— start STORED ROWS —

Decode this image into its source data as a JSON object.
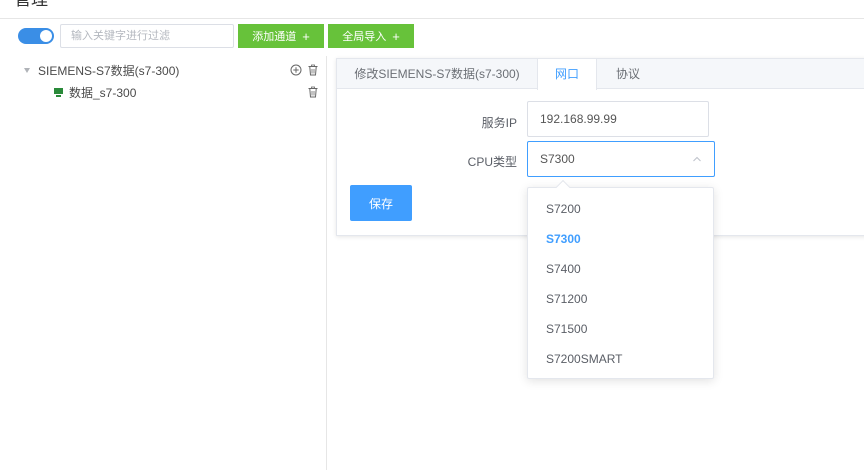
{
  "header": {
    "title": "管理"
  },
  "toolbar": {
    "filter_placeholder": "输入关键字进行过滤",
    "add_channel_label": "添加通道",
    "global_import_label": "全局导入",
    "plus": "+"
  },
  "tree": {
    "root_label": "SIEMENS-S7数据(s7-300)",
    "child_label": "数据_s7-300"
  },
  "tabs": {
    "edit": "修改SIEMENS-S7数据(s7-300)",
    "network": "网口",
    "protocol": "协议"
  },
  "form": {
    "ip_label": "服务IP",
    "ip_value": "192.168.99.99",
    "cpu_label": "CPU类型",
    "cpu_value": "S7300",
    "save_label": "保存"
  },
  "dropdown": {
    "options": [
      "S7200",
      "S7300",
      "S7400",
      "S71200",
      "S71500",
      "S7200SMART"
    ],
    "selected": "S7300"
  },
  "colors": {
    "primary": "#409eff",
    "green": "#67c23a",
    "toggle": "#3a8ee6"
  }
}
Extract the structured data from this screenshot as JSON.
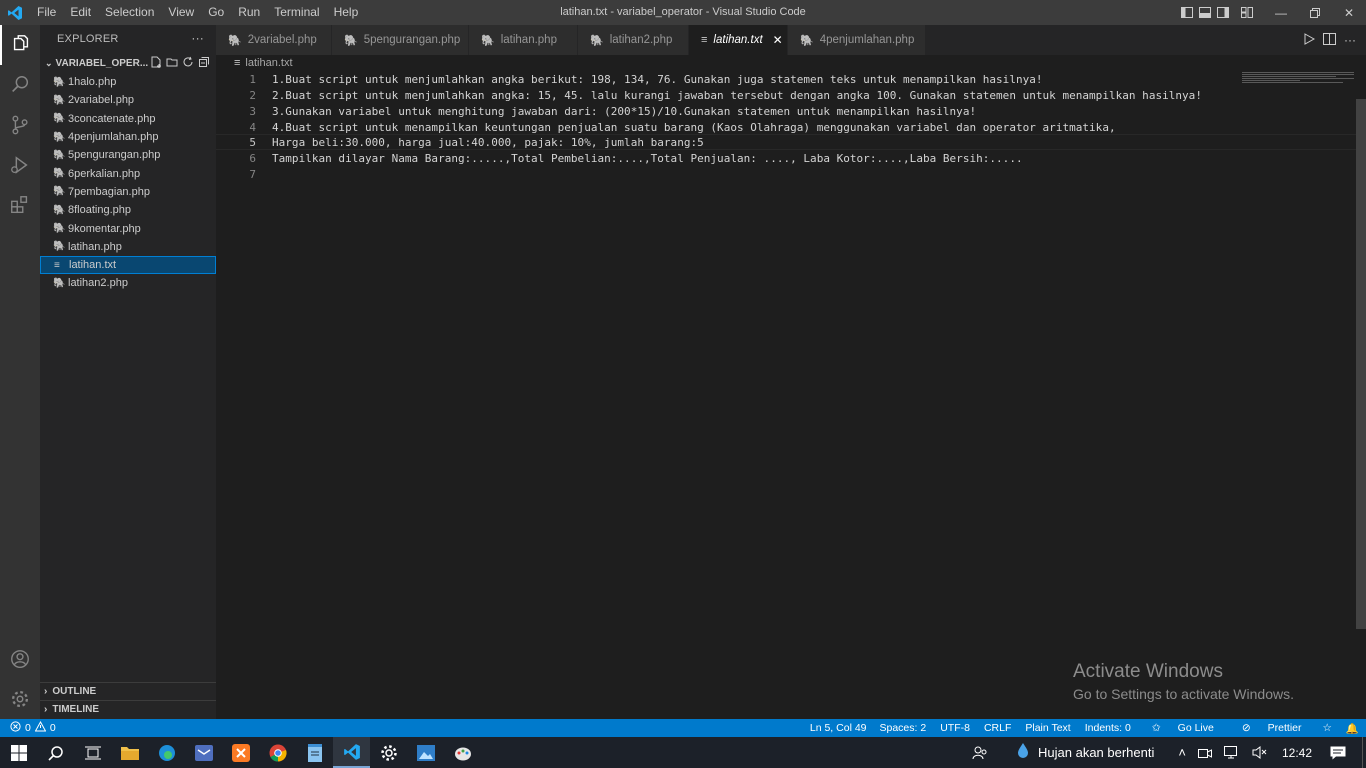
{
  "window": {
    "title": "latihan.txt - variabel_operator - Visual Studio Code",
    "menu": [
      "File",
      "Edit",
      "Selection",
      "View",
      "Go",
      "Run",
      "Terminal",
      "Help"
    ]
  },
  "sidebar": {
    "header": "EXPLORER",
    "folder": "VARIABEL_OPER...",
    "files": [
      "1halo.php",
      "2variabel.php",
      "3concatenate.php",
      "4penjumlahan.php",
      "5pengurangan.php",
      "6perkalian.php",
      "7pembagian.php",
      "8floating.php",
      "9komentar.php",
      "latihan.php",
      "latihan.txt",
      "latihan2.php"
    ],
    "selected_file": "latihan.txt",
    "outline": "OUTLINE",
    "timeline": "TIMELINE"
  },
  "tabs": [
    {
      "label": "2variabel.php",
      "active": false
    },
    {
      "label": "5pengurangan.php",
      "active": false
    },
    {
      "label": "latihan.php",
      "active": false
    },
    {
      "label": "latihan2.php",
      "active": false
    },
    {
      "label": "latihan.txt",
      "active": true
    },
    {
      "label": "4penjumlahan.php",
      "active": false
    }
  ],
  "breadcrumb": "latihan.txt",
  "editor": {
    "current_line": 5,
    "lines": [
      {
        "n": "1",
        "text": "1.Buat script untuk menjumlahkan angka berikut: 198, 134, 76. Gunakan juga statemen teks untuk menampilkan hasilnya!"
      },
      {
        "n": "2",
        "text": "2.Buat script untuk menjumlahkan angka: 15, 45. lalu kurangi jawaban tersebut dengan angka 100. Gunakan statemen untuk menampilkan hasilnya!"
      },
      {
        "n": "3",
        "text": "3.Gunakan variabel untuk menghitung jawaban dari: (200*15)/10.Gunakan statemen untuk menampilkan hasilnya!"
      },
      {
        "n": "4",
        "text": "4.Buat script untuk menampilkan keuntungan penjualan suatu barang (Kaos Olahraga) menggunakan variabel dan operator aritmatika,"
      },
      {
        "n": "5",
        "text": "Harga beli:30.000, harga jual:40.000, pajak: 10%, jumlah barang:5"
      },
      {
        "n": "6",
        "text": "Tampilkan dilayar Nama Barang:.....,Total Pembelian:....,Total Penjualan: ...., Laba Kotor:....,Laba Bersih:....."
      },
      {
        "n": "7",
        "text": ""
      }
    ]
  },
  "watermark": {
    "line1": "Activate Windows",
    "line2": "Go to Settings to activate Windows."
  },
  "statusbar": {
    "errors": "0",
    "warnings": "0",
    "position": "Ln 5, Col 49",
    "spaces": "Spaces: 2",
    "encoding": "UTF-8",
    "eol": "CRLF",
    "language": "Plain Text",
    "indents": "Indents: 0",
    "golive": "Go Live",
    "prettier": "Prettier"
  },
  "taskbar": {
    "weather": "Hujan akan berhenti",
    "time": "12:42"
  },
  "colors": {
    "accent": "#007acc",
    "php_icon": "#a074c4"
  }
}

— end STORED ROWS —

- TASK DIRECTIONS:
Quote each entry above verbatim and drop the pictures.

- EXERCISE OUTPUT:
Decode this image into its source data as a JSON object.
{
  "header": {
    "title": "管理"
  },
  "toolbar": {
    "filter_placeholder": "输入关键字进行过滤",
    "add_channel_label": "添加通道",
    "global_import_label": "全局导入",
    "plus": "+"
  },
  "tree": {
    "root_label": "SIEMENS-S7数据(s7-300)",
    "child_label": "数据_s7-300"
  },
  "tabs": {
    "edit": "修改SIEMENS-S7数据(s7-300)",
    "network": "网口",
    "protocol": "协议"
  },
  "form": {
    "ip_label": "服务IP",
    "ip_value": "192.168.99.99",
    "cpu_label": "CPU类型",
    "cpu_value": "S7300",
    "save_label": "保存"
  },
  "dropdown": {
    "options": [
      "S7200",
      "S7300",
      "S7400",
      "S71200",
      "S71500",
      "S7200SMART"
    ],
    "selected": "S7300"
  },
  "colors": {
    "primary": "#409eff",
    "green": "#67c23a",
    "toggle": "#3a8ee6"
  }
}
Extract the structured data from this screenshot as JSON.
{
  "window": {
    "title": "latihan.txt - variabel_operator - Visual Studio Code",
    "menu": [
      "File",
      "Edit",
      "Selection",
      "View",
      "Go",
      "Run",
      "Terminal",
      "Help"
    ]
  },
  "sidebar": {
    "header": "EXPLORER",
    "folder": "VARIABEL_OPER...",
    "files": [
      "1halo.php",
      "2variabel.php",
      "3concatenate.php",
      "4penjumlahan.php",
      "5pengurangan.php",
      "6perkalian.php",
      "7pembagian.php",
      "8floating.php",
      "9komentar.php",
      "latihan.php",
      "latihan.txt",
      "latihan2.php"
    ],
    "selected_file": "latihan.txt",
    "outline": "OUTLINE",
    "timeline": "TIMELINE"
  },
  "tabs": [
    {
      "label": "2variabel.php",
      "active": false
    },
    {
      "label": "5pengurangan.php",
      "active": false
    },
    {
      "label": "latihan.php",
      "active": false
    },
    {
      "label": "latihan2.php",
      "active": false
    },
    {
      "label": "latihan.txt",
      "active": true
    },
    {
      "label": "4penjumlahan.php",
      "active": false
    }
  ],
  "breadcrumb": "latihan.txt",
  "editor": {
    "current_line": 5,
    "lines": [
      {
        "n": "1",
        "text": "1.Buat script untuk menjumlahkan angka berikut: 198, 134, 76. Gunakan juga statemen teks untuk menampilkan hasilnya!"
      },
      {
        "n": "2",
        "text": "2.Buat script untuk menjumlahkan angka: 15, 45. lalu kurangi jawaban tersebut dengan angka 100. Gunakan statemen untuk menampilkan hasilnya!"
      },
      {
        "n": "3",
        "text": "3.Gunakan variabel untuk menghitung jawaban dari: (200*15)/10.Gunakan statemen untuk menampilkan hasilnya!"
      },
      {
        "n": "4",
        "text": "4.Buat script untuk menampilkan keuntungan penjualan suatu barang (Kaos Olahraga) menggunakan variabel dan operator aritmatika,"
      },
      {
        "n": "5",
        "text": "Harga beli:30.000, harga jual:40.000, pajak: 10%, jumlah barang:5"
      },
      {
        "n": "6",
        "text": "Tampilkan dilayar Nama Barang:.....,Total Pembelian:....,Total Penjualan: ...., Laba Kotor:....,Laba Bersih:....."
      },
      {
        "n": "7",
        "text": ""
      }
    ]
  },
  "watermark": {
    "line1": "Activate Windows",
    "line2": "Go to Settings to activate Windows."
  },
  "statusbar": {
    "errors": "0",
    "warnings": "0",
    "position": "Ln 5, Col 49",
    "spaces": "Spaces: 2",
    "encoding": "UTF-8",
    "eol": "CRLF",
    "language": "Plain Text",
    "indents": "Indents: 0",
    "golive": "Go Live",
    "prettier": "Prettier"
  },
  "taskbar": {
    "weather": "Hujan akan berhenti",
    "time": "12:42"
  },
  "colors": {
    "accent": "#007acc",
    "php_icon": "#a074c4"
  }
}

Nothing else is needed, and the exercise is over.